Stated task:
State the number of lines below in which the word "integral" appears. Nothing else belongs in the answer.

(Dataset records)

■ ■ ■ ■ ■ ■ ■

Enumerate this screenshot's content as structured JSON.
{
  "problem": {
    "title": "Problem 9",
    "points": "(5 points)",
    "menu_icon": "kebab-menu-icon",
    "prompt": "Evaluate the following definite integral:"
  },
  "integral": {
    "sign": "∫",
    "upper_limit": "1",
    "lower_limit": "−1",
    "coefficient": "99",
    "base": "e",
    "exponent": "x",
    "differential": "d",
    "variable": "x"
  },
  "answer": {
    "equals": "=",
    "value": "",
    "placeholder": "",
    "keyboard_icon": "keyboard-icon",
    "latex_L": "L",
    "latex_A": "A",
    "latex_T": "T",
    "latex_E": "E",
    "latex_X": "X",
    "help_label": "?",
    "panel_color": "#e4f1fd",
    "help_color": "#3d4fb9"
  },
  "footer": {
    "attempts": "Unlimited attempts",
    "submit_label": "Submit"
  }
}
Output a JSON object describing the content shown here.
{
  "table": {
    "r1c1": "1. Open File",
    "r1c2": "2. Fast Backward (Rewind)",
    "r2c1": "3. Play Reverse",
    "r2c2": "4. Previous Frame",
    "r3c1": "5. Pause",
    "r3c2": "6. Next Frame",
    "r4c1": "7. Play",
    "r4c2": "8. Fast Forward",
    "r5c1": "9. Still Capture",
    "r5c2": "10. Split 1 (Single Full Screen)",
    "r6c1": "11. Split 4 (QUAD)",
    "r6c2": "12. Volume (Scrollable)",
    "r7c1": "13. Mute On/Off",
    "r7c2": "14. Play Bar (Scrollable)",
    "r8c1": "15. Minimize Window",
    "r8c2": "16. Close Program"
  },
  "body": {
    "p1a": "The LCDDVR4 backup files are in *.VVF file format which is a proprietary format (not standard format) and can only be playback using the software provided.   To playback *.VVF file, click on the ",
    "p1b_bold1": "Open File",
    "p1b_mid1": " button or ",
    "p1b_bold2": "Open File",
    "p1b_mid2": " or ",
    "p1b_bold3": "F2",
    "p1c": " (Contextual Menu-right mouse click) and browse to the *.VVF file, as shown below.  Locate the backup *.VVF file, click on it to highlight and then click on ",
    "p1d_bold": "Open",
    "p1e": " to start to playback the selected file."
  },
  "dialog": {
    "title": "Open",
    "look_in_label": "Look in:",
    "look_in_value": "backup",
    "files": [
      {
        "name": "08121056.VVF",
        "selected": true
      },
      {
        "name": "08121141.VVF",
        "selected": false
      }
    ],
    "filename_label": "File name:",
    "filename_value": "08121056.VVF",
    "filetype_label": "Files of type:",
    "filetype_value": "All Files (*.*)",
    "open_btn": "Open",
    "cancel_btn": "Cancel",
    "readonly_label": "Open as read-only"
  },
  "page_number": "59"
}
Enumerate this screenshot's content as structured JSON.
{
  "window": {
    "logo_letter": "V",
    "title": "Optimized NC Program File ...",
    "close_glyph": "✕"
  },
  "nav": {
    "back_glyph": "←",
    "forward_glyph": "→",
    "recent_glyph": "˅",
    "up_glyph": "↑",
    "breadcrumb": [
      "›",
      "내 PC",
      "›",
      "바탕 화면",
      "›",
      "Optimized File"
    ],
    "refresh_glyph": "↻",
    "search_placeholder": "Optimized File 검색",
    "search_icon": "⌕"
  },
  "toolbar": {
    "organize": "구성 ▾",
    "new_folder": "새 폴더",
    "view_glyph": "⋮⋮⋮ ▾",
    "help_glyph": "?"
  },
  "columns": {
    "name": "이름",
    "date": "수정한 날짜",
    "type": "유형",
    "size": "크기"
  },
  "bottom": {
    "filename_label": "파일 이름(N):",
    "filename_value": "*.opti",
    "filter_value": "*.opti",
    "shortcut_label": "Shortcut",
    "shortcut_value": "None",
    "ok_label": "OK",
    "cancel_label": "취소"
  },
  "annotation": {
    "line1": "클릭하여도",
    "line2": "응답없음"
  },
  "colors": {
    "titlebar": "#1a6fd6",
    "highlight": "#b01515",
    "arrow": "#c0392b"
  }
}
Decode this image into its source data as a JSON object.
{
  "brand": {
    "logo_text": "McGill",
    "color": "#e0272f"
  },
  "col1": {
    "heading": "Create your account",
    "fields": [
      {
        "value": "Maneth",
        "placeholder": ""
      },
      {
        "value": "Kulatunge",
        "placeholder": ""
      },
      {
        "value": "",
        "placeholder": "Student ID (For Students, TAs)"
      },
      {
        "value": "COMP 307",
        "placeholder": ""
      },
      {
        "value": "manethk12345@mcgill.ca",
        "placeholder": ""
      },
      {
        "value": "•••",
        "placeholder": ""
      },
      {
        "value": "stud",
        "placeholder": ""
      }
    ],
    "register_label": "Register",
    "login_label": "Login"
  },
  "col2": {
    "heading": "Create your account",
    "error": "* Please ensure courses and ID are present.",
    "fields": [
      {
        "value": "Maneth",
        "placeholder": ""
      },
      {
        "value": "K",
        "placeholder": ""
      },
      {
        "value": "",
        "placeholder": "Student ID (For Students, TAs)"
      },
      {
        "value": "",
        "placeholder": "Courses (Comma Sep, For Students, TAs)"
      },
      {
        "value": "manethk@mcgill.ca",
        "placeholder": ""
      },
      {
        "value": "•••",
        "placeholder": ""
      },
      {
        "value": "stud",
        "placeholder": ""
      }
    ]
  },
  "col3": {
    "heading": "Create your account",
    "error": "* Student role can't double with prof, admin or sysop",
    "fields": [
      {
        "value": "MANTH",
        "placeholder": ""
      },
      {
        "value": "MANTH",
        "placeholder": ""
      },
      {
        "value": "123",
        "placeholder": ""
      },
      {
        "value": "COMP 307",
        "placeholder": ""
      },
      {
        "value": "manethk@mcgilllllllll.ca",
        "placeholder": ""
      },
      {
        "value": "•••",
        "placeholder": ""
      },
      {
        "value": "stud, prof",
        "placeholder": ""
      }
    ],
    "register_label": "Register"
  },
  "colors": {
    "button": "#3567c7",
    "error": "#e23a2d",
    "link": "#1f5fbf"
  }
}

■ ■ ■ ■ ■ ■ ■

Expected output:
2